RECORDS FOR THIS TASK:
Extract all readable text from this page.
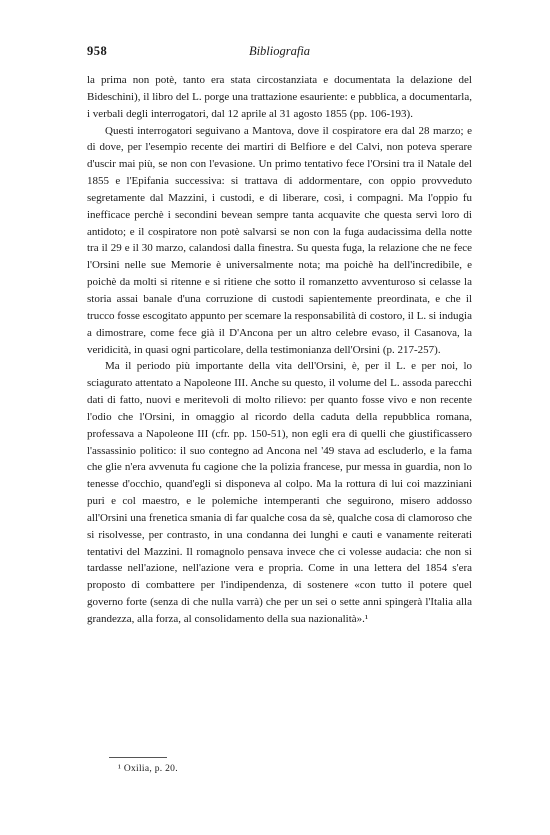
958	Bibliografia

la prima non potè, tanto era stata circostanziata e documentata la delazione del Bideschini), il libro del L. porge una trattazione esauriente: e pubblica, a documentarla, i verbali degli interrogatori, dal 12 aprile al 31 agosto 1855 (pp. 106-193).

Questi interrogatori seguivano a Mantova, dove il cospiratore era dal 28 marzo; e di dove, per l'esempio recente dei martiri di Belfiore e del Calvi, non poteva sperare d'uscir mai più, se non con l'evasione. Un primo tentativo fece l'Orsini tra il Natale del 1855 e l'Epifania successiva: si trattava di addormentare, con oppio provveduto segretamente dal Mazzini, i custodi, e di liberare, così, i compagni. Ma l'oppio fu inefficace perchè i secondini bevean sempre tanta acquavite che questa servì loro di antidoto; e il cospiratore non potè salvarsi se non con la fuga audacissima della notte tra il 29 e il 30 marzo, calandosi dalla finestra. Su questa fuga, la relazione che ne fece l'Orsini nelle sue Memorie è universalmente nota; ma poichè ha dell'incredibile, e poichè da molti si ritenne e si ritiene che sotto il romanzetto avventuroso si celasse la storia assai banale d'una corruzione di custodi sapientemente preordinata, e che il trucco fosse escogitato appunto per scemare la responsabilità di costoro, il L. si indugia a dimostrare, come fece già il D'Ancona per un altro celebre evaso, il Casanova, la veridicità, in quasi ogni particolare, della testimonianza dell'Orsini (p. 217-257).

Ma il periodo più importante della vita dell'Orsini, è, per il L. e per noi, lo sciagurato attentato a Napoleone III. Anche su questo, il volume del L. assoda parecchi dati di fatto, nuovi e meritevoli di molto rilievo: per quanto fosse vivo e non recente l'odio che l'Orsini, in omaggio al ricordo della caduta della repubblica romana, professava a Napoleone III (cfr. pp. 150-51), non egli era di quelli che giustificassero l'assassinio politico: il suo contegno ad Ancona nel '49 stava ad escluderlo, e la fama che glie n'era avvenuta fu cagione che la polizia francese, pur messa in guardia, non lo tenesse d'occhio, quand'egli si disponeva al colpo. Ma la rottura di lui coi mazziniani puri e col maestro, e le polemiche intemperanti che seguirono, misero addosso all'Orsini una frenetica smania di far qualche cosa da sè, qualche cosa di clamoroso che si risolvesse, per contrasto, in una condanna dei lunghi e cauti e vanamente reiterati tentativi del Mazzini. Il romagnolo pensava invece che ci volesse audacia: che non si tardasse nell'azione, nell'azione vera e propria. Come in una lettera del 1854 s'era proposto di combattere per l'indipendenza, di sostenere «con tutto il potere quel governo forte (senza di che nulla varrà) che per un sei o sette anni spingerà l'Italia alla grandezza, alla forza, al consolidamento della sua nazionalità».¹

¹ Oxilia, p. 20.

WHAT YOU SHOULD DO: Reproduce the material above verbatim; omit every picture.

COMPLETE ANSWER:
Extract all readable text from this page.
958	Bibliografia

la prima non potè, tanto era stata circostanziata e documentata la delazione del Bideschini), il libro del L. porge una trattazione esauriente: e pubblica, a documentarla, i verbali degli interrogatori, dal 12 aprile al 31 agosto 1855 (pp. 106-193).

Questi interrogatori seguivano a Mantova, dove il cospiratore era dal 28 marzo; e di dove, per l'esempio recente dei martiri di Belfiore e del Calvi, non poteva sperare d'uscir mai più, se non con l'evasione. Un primo tentativo fece l'Orsini tra il Natale del 1855 e l'Epifania successiva: si trattava di addormentare, con oppio provveduto segretamente dal Mazzini, i custodi, e di liberare, così, i compagni. Ma l'oppio fu inefficace perchè i secondini bevean sempre tanta acquavite che questa servì loro di antidoto; e il cospiratore non potè salvarsi se non con la fuga audacissima della notte tra il 29 e il 30 marzo, calandosi dalla finestra. Su questa fuga, la relazione che ne fece l'Orsini nelle sue Memorie è universalmente nota; ma poichè ha dell'incredibile, e poichè da molti si ritenne e si ritiene che sotto il romanzetto avventuroso si celasse la storia assai banale d'una corruzione di custodi sapientemente preordinata, e che il trucco fosse escogitato appunto per scemare la responsabilità di costoro, il L. si indugia a dimostrare, come fece già il D'Ancona per un altro celebre evaso, il Casanova, la veridicità, in quasi ogni particolare, della testimonianza dell'Orsini (p. 217-257).

Ma il periodo più importante della vita dell'Orsini, è, per il L. e per noi, lo sciagurato attentato a Napoleone III. Anche su questo, il volume del L. assoda parecchi dati di fatto, nuovi e meritevoli di molto rilievo: per quanto fosse vivo e non recente l'odio che l'Orsini, in omaggio al ricordo della caduta della repubblica romana, professava a Napoleone III (cfr. pp. 150-51), non egli era di quelli che giustificassero l'assassinio politico: il suo contegno ad Ancona nel '49 stava ad escluderlo, e la fama che glie n'era avvenuta fu cagione che la polizia francese, pur messa in guardia, non lo tenesse d'occhio, quand'egli si disponeva al colpo. Ma la rottura di lui coi mazziniani puri e col maestro, e le polemiche intemperanti che seguirono, misero addosso all'Orsini una frenetica smania di far qualche cosa da sè, qualche cosa di clamoroso che si risolvesse, per contrasto, in una condanna dei lunghi e cauti e vanamente reiterati tentativi del Mazzini. Il romagnolo pensava invece che ci volesse audacia: che non si tardasse nell'azione, nell'azione vera e propria. Come in una lettera del 1854 s'era proposto di combattere per l'indipendenza, di sostenere «con tutto il potere quel governo forte (senza di che nulla varrà) che per un sei o sette anni spingerà l'Italia alla grandezza, alla forza, al consolidamento della sua nazionalità».¹

¹ Oxilia, p. 20.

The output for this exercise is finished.